WHAT YOU SHOULD DO
Copy every record below exactly as written, but leave out the pictures.

PROVIDED MATERIAL
━━━━
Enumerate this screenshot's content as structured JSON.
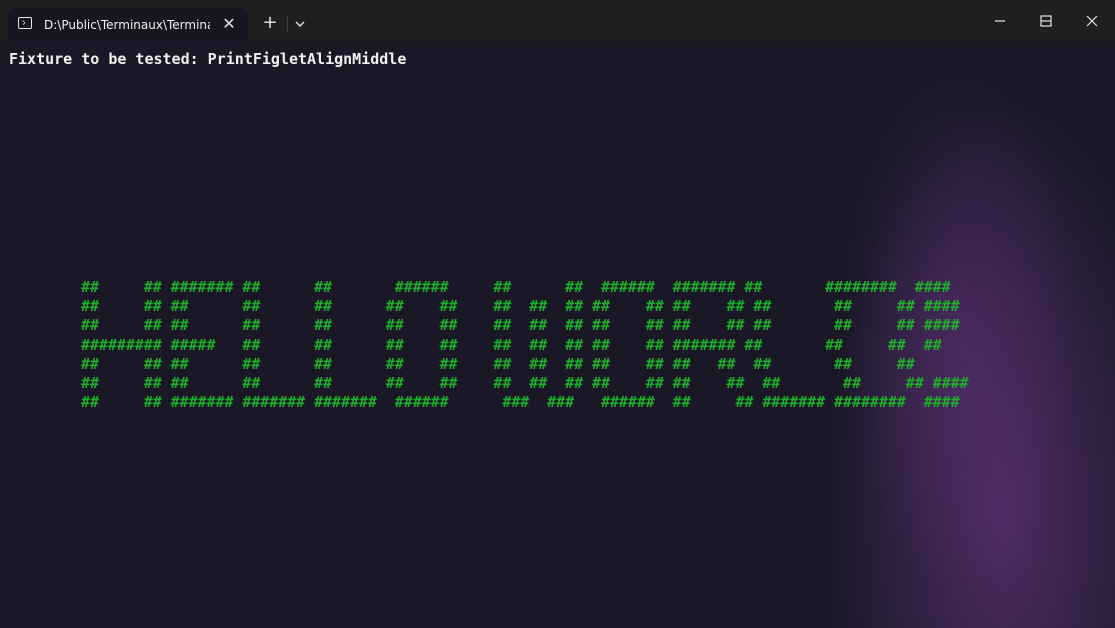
{
  "window": {
    "tab_title": "D:\\Public\\Terminaux\\Terminaux",
    "new_tab_symbol": "+",
    "close_tab_symbol": "✕"
  },
  "terminal": {
    "prompt_text": "Fixture to be tested: PrintFigletAlignMiddle",
    "figlet_color": "#1fae2a",
    "figlet_lines": [
      "##     ## ####### ##      ##       ######     ##      ##  ######  ####### ##       ########  ####",
      "##     ## ##      ##      ##      ##    ##    ##  ##  ## ##    ## ##    ## ##       ##     ## ####",
      "##     ## ##      ##      ##      ##    ##    ##  ##  ## ##    ## ##    ## ##       ##     ## ####",
      "######### #####   ##      ##      ##    ##    ##  ##  ## ##    ## ####### ##       ##     ##  ##",
      "##     ## ##      ##      ##      ##    ##    ##  ##  ## ##    ## ##   ##  ##       ##     ##",
      "##     ## ##      ##      ##      ##    ##    ##  ##  ## ##    ## ##    ##  ##       ##     ## ####",
      "##     ## ####### ####### #######  ######      ###  ###   ######  ##     ## ####### ########  ####"
    ]
  }
}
━━━━
EXERCISE SOLUTION
Enumerate this screenshot's content as structured JSON.
{
  "window": {
    "tab_title": "D:\\Public\\Terminaux\\Terminaux",
    "new_tab_symbol": "+",
    "close_tab_symbol": "✕"
  },
  "terminal": {
    "prompt_text": "Fixture to be tested: PrintFigletAlignMiddle",
    "figlet_color": "#1fae2a",
    "figlet_lines": [
      "##     ## ####### ##      ##       ######     ##      ##  ######  ####### ##       ########  ####",
      "##     ## ##      ##      ##      ##    ##    ##  ##  ## ##    ## ##    ## ##       ##     ## ####",
      "##     ## ##      ##      ##      ##    ##    ##  ##  ## ##    ## ##    ## ##       ##     ## ####",
      "######### #####   ##      ##      ##    ##    ##  ##  ## ##    ## ####### ##       ##     ##  ##",
      "##     ## ##      ##      ##      ##    ##    ##  ##  ## ##    ## ##   ##  ##       ##     ##",
      "##     ## ##      ##      ##      ##    ##    ##  ##  ## ##    ## ##    ##  ##       ##     ## ####",
      "##     ## ####### ####### #######  ######      ###  ###   ######  ##     ## ####### ########  ####"
    ]
  }
}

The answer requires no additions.